### WHAT THE TASK ASKS
Report how many lines of these entries hold the string "upper"; reply with the number alone.

Dataset records on visual material:
## start
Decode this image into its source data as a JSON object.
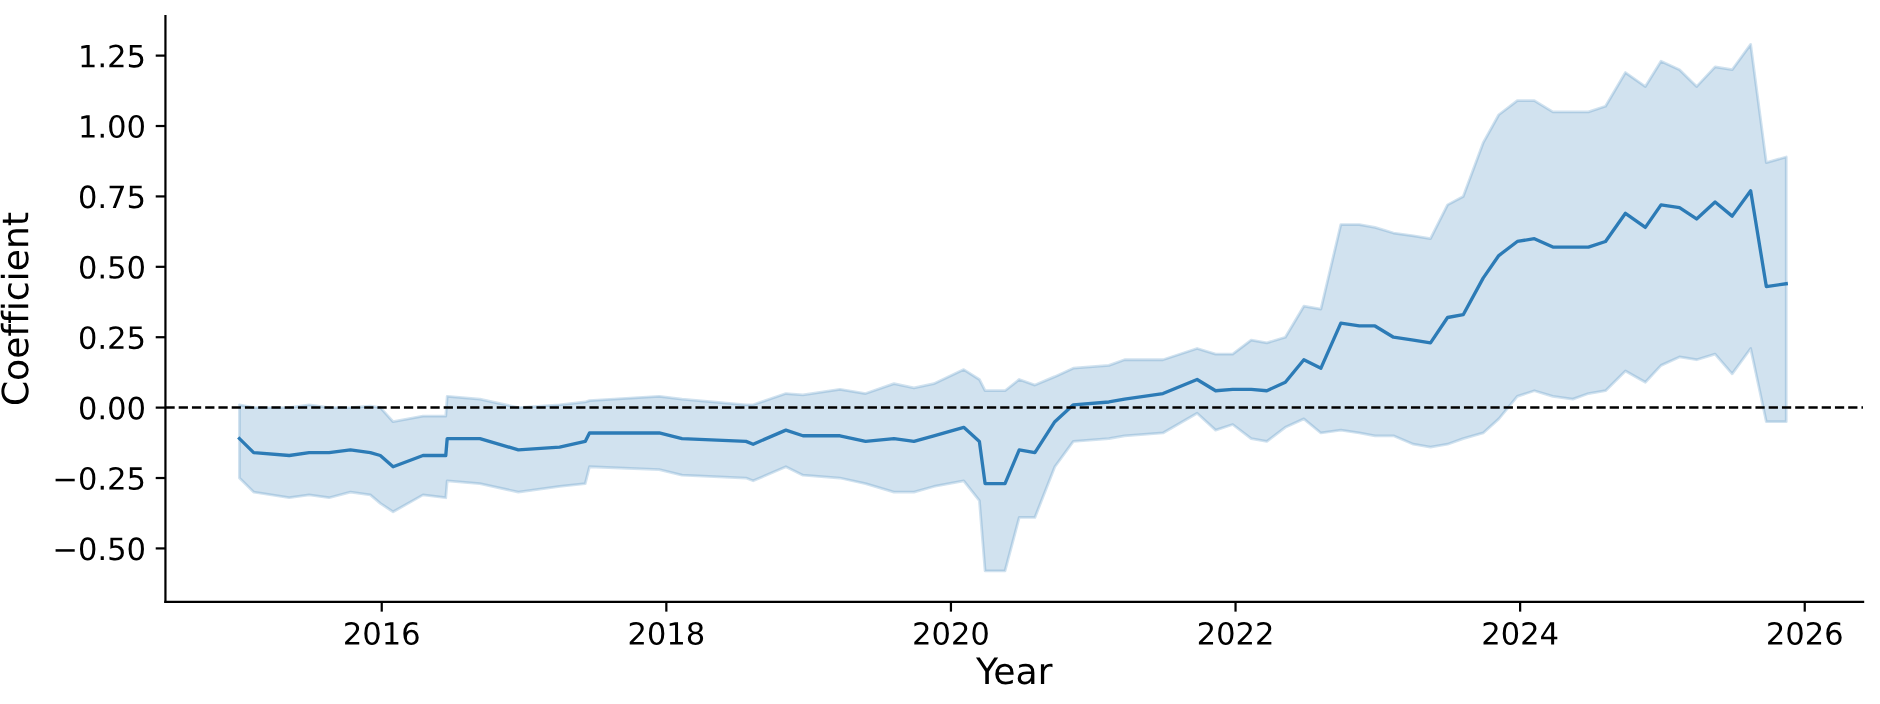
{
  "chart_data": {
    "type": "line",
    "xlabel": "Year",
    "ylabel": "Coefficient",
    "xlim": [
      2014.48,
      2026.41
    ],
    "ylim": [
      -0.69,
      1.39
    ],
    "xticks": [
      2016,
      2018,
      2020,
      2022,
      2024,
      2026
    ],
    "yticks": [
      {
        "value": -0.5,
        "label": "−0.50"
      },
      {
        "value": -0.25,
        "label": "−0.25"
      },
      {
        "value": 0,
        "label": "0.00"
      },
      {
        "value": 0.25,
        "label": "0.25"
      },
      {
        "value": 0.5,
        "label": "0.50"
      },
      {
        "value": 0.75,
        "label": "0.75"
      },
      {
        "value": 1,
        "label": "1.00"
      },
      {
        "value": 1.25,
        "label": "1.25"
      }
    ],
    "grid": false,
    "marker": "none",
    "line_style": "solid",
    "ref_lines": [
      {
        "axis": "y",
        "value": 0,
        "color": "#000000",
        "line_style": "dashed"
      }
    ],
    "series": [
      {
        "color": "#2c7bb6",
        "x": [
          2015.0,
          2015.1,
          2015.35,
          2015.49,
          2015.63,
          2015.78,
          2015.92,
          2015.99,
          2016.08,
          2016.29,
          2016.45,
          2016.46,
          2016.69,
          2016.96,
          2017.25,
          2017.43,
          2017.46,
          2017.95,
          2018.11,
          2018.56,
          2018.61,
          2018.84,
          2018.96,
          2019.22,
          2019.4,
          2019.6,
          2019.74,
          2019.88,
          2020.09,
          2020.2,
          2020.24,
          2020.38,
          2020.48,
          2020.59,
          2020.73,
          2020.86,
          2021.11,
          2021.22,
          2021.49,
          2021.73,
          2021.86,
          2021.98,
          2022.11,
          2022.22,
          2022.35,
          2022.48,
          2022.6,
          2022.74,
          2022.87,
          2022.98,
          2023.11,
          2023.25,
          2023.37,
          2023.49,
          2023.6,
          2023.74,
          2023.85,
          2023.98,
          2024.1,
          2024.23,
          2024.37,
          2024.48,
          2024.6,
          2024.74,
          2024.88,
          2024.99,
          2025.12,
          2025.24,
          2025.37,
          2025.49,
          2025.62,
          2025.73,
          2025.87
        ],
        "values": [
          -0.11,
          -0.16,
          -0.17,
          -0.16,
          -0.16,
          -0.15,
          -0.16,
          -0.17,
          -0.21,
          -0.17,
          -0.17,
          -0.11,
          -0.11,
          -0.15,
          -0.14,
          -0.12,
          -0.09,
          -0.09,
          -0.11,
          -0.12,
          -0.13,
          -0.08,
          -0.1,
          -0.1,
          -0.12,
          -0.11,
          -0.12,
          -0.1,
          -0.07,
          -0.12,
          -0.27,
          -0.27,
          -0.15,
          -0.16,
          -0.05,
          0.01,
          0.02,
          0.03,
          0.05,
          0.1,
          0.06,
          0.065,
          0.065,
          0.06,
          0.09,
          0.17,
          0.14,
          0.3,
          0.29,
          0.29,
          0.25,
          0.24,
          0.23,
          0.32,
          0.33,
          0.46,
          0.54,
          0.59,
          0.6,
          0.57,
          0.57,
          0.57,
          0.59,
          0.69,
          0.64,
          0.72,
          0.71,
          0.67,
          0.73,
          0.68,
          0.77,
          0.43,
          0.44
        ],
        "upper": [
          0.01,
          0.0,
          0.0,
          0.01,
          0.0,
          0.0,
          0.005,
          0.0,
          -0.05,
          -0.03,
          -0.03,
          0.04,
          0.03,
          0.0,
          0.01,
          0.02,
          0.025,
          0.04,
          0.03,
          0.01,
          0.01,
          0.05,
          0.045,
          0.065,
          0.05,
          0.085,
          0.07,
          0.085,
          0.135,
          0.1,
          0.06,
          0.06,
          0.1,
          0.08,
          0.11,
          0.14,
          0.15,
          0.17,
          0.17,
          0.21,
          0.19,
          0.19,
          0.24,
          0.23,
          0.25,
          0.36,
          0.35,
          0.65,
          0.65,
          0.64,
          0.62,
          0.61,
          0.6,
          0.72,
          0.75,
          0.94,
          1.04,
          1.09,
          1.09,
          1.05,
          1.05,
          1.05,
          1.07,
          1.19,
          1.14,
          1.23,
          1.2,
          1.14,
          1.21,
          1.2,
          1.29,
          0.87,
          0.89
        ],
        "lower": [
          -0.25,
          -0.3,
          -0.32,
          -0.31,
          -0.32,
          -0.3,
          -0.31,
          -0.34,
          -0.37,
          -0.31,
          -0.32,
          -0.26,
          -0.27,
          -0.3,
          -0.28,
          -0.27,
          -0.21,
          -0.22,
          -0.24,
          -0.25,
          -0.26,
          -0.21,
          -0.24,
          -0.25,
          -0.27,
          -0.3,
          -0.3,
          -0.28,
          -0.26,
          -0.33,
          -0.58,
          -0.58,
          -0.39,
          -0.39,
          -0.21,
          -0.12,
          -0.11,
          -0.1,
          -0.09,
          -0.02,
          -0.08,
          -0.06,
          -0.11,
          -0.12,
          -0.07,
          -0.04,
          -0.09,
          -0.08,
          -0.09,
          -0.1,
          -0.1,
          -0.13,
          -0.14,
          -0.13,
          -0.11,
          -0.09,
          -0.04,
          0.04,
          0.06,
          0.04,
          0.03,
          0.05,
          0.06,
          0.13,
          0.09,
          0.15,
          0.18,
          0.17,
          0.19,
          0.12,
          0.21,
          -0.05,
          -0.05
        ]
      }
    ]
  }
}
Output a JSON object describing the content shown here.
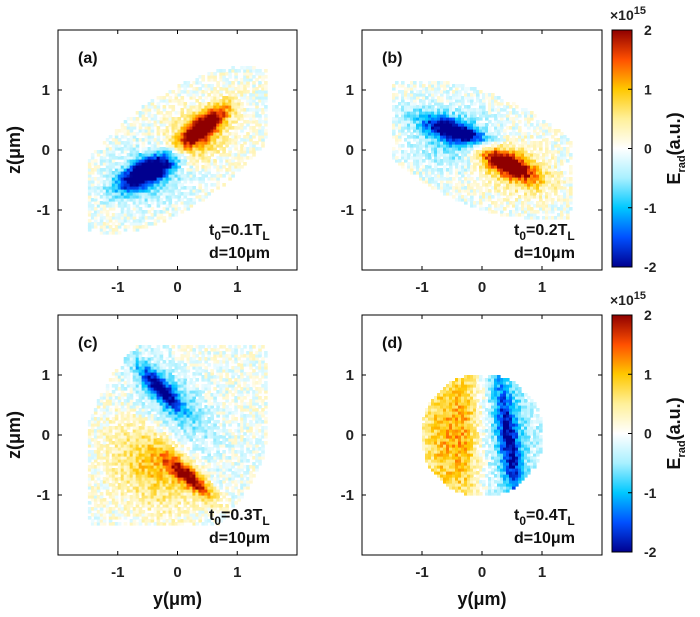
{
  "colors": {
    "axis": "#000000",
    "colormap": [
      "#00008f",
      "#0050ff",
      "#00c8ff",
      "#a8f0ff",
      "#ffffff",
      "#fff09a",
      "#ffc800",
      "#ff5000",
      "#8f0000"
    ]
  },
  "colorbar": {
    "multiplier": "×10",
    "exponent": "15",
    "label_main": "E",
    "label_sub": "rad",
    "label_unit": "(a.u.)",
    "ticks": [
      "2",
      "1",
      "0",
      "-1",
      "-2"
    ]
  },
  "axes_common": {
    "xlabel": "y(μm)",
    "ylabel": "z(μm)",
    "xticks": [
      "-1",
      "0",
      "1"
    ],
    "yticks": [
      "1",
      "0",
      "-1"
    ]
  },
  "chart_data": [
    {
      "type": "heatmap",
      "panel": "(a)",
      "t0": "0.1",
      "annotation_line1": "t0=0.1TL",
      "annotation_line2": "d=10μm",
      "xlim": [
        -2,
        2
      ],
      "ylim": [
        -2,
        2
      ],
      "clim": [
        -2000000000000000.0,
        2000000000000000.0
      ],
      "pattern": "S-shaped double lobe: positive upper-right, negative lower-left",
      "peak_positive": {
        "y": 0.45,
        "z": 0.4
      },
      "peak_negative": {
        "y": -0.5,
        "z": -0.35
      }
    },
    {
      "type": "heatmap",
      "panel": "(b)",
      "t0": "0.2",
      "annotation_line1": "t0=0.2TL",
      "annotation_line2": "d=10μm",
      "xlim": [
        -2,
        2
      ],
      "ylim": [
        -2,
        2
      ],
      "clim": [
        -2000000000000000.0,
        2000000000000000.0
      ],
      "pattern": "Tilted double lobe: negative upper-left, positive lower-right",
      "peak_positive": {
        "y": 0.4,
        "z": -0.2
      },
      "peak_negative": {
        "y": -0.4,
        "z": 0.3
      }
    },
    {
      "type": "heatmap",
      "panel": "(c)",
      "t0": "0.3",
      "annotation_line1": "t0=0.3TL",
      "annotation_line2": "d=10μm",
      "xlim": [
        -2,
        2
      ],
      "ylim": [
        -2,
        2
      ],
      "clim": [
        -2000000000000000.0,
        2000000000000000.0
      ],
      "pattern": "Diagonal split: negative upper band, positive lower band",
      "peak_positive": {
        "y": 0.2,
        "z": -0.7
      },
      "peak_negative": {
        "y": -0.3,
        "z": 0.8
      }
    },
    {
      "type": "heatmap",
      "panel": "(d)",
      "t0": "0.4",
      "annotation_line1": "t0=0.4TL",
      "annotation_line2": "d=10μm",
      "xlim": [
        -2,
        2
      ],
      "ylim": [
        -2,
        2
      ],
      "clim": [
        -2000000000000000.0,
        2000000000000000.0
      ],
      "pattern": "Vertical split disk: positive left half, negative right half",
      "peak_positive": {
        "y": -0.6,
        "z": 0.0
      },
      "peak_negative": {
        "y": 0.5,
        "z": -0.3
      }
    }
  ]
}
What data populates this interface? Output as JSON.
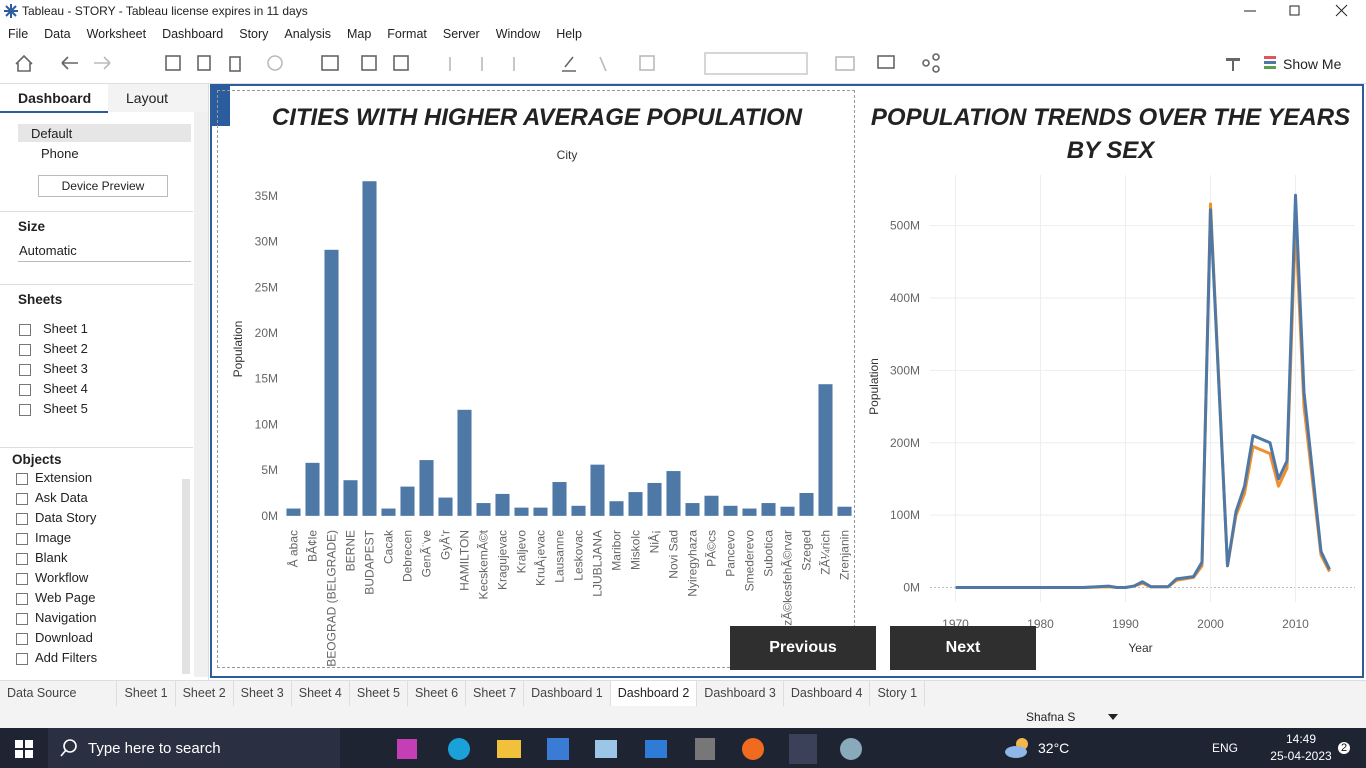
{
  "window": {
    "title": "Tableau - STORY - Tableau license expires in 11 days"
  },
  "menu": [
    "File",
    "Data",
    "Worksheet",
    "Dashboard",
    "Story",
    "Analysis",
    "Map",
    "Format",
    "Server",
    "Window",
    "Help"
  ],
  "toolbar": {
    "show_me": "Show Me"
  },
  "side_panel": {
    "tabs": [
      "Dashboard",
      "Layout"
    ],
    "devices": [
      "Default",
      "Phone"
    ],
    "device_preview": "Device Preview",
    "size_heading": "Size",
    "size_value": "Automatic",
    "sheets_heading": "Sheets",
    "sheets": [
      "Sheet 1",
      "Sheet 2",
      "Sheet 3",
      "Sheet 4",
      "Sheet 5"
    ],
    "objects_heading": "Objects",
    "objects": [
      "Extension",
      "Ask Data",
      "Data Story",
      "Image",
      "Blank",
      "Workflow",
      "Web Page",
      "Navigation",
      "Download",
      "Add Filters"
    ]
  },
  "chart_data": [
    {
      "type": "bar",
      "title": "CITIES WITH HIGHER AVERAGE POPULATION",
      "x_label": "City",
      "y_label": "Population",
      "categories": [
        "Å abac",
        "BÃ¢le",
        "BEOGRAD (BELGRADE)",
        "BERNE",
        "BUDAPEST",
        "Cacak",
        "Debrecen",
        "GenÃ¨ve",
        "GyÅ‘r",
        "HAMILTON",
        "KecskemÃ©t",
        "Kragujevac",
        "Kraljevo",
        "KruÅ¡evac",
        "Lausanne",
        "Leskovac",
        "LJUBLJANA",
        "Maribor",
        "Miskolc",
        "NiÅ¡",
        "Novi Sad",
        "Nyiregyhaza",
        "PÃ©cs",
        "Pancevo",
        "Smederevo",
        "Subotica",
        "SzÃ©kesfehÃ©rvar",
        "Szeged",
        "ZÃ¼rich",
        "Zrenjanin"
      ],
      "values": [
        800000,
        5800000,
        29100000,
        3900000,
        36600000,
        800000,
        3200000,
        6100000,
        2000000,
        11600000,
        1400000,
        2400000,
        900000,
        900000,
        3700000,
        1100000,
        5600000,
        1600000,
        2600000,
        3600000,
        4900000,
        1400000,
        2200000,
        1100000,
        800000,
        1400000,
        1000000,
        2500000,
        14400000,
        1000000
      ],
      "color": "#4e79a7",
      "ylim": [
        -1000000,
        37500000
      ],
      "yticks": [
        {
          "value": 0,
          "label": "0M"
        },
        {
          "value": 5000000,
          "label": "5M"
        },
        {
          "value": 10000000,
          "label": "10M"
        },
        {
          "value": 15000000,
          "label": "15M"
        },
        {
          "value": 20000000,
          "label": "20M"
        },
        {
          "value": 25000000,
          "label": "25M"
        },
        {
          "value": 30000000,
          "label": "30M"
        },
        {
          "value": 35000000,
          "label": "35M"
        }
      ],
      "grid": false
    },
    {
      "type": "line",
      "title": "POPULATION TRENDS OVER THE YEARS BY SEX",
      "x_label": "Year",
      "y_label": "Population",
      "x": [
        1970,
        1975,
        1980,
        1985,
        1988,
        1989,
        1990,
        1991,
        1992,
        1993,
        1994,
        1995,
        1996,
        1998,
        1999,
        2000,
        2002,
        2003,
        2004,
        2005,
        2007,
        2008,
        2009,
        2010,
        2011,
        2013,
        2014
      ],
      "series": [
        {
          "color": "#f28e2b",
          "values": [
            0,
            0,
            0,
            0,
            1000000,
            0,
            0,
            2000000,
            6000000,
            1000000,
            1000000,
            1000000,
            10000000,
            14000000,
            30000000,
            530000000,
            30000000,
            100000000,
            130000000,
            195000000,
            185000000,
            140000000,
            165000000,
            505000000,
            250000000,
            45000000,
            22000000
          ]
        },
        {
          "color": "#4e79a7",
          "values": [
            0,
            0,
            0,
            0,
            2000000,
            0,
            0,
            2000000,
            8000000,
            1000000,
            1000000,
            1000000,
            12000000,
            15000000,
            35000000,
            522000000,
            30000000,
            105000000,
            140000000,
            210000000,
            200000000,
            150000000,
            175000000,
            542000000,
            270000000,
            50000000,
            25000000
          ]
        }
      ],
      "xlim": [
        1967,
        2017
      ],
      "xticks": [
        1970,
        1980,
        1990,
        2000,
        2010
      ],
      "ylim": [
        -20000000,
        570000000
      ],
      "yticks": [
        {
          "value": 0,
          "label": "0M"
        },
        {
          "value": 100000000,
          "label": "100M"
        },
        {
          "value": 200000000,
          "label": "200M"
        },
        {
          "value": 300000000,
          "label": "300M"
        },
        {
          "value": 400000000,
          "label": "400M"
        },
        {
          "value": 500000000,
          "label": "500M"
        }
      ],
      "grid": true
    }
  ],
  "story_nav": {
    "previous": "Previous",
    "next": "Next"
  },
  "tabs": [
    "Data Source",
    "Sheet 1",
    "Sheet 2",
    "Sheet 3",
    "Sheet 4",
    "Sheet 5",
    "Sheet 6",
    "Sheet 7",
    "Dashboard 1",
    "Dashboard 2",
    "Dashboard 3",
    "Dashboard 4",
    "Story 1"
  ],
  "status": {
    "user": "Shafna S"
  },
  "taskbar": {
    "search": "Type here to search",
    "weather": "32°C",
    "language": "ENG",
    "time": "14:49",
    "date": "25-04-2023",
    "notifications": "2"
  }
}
## end
### RESPONSE TO THE TASK
4